_Stated problem_: Leave out any pictures and transcribe all other data below exactly.

_Input for this task_:
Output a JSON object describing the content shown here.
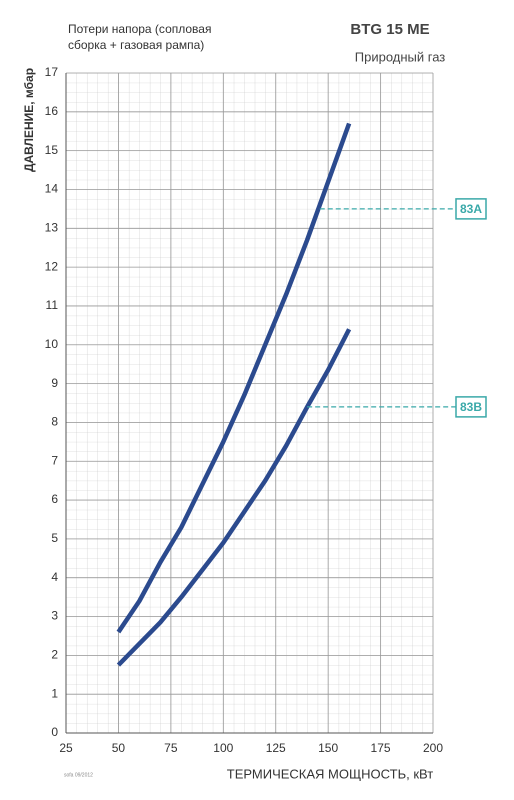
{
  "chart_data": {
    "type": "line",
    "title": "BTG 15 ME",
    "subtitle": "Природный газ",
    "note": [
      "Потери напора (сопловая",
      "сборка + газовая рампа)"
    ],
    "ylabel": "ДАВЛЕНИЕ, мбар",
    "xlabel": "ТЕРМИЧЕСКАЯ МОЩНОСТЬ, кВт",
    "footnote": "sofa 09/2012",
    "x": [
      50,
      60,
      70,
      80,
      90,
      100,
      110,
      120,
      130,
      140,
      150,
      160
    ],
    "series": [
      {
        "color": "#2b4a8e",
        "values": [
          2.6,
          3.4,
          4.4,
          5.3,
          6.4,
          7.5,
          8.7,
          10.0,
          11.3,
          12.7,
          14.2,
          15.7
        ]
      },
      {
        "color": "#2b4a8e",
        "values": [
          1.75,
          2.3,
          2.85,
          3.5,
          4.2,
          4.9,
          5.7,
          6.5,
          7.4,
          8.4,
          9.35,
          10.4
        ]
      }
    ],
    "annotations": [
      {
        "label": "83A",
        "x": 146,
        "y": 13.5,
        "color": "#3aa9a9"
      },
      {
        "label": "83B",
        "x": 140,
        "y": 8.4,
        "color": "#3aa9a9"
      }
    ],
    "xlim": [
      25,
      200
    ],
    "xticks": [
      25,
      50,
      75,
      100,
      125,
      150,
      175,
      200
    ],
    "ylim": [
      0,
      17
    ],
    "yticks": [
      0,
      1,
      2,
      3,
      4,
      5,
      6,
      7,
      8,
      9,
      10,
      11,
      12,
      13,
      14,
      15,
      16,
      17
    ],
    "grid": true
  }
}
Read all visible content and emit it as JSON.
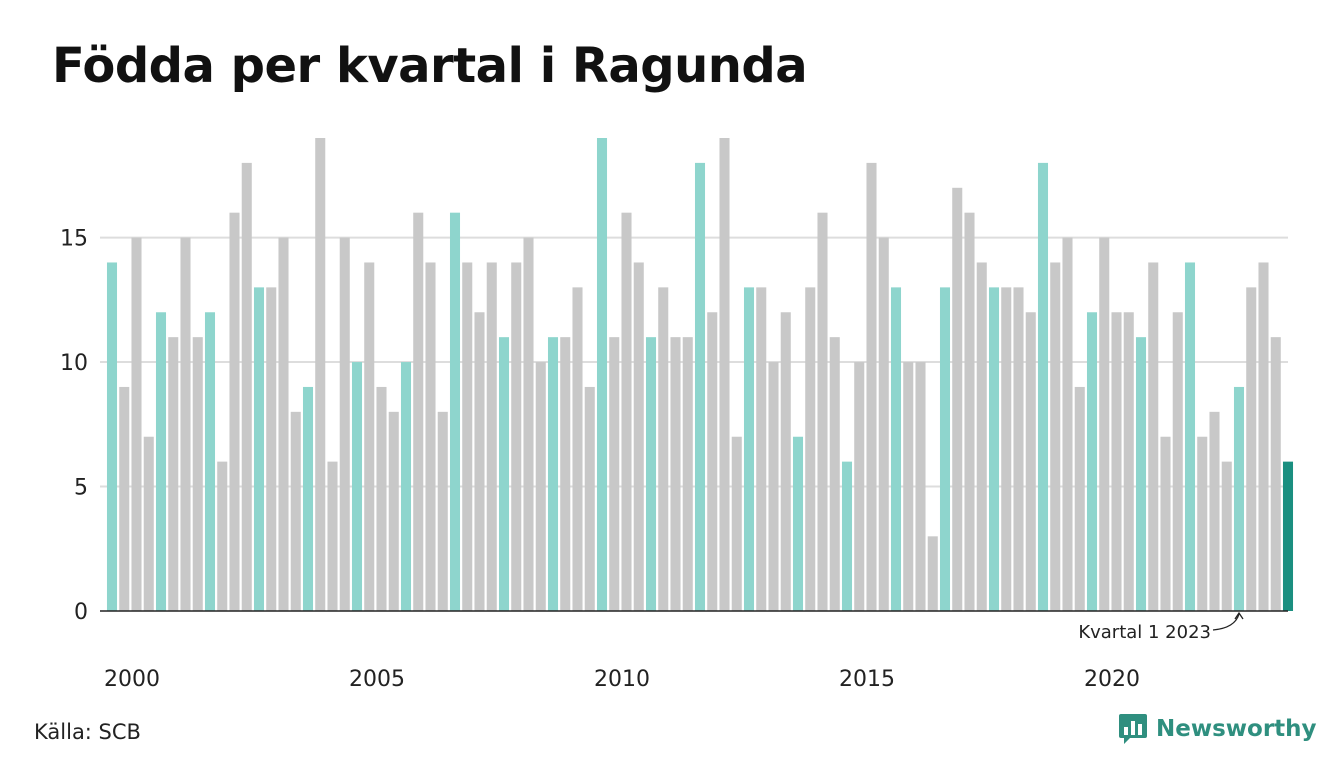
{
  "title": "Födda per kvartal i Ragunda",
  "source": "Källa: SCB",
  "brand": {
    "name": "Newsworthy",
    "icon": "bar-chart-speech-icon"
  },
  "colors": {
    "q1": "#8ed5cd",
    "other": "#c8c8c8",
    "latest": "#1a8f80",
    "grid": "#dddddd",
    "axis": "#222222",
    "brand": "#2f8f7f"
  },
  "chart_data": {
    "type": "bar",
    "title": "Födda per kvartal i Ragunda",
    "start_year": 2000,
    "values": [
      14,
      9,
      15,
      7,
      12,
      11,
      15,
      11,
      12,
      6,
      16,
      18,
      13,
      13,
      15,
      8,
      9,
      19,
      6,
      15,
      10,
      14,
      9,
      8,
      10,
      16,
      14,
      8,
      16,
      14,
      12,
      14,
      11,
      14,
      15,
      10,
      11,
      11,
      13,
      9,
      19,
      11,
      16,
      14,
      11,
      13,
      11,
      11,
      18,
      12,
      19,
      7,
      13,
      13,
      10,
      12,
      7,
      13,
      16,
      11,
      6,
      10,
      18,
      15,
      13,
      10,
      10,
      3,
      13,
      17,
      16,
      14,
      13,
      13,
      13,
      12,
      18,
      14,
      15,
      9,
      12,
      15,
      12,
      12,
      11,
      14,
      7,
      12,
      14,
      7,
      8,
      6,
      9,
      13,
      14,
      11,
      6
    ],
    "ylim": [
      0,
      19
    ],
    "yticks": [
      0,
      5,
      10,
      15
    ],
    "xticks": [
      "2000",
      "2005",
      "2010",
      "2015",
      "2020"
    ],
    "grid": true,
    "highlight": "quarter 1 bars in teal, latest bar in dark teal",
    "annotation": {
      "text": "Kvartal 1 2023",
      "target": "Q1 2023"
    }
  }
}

_Result_:
Output a JSON object describing the content shown here.
{
  "chart_data": {
    "type": "line",
    "title": "BTG 15 ME",
    "subtitle": "Природный газ",
    "note": [
      "Потери напора (сопловая",
      "сборка + газовая рампа)"
    ],
    "ylabel": "ДАВЛЕНИЕ, мбар",
    "xlabel": "ТЕРМИЧЕСКАЯ МОЩНОСТЬ, кВт",
    "footnote": "sofa 09/2012",
    "x": [
      50,
      60,
      70,
      80,
      90,
      100,
      110,
      120,
      130,
      140,
      150,
      160
    ],
    "series": [
      {
        "color": "#2b4a8e",
        "values": [
          2.6,
          3.4,
          4.4,
          5.3,
          6.4,
          7.5,
          8.7,
          10.0,
          11.3,
          12.7,
          14.2,
          15.7
        ]
      },
      {
        "color": "#2b4a8e",
        "values": [
          1.75,
          2.3,
          2.85,
          3.5,
          4.2,
          4.9,
          5.7,
          6.5,
          7.4,
          8.4,
          9.35,
          10.4
        ]
      }
    ],
    "annotations": [
      {
        "label": "83A",
        "x": 146,
        "y": 13.5,
        "color": "#3aa9a9"
      },
      {
        "label": "83B",
        "x": 140,
        "y": 8.4,
        "color": "#3aa9a9"
      }
    ],
    "xlim": [
      25,
      200
    ],
    "xticks": [
      25,
      50,
      75,
      100,
      125,
      150,
      175,
      200
    ],
    "ylim": [
      0,
      17
    ],
    "yticks": [
      0,
      1,
      2,
      3,
      4,
      5,
      6,
      7,
      8,
      9,
      10,
      11,
      12,
      13,
      14,
      15,
      16,
      17
    ],
    "grid": true
  }
}
Read all visible content and emit it as JSON.
{
  "title": "Födda per kvartal i Ragunda",
  "source": "Källa: SCB",
  "brand": {
    "name": "Newsworthy",
    "icon": "bar-chart-speech-icon"
  },
  "colors": {
    "q1": "#8ed5cd",
    "other": "#c8c8c8",
    "latest": "#1a8f80",
    "grid": "#dddddd",
    "axis": "#222222",
    "brand": "#2f8f7f"
  },
  "chart_data": {
    "type": "bar",
    "title": "Födda per kvartal i Ragunda",
    "start_year": 2000,
    "values": [
      14,
      9,
      15,
      7,
      12,
      11,
      15,
      11,
      12,
      6,
      16,
      18,
      13,
      13,
      15,
      8,
      9,
      19,
      6,
      15,
      10,
      14,
      9,
      8,
      10,
      16,
      14,
      8,
      16,
      14,
      12,
      14,
      11,
      14,
      15,
      10,
      11,
      11,
      13,
      9,
      19,
      11,
      16,
      14,
      11,
      13,
      11,
      11,
      18,
      12,
      19,
      7,
      13,
      13,
      10,
      12,
      7,
      13,
      16,
      11,
      6,
      10,
      18,
      15,
      13,
      10,
      10,
      3,
      13,
      17,
      16,
      14,
      13,
      13,
      13,
      12,
      18,
      14,
      15,
      9,
      12,
      15,
      12,
      12,
      11,
      14,
      7,
      12,
      14,
      7,
      8,
      6,
      9,
      13,
      14,
      11,
      6
    ],
    "ylim": [
      0,
      19
    ],
    "yticks": [
      0,
      5,
      10,
      15
    ],
    "xticks": [
      "2000",
      "2005",
      "2010",
      "2015",
      "2020"
    ],
    "grid": true,
    "highlight": "quarter 1 bars in teal, latest bar in dark teal",
    "annotation": {
      "text": "Kvartal 1 2023",
      "target": "Q1 2023"
    }
  }
}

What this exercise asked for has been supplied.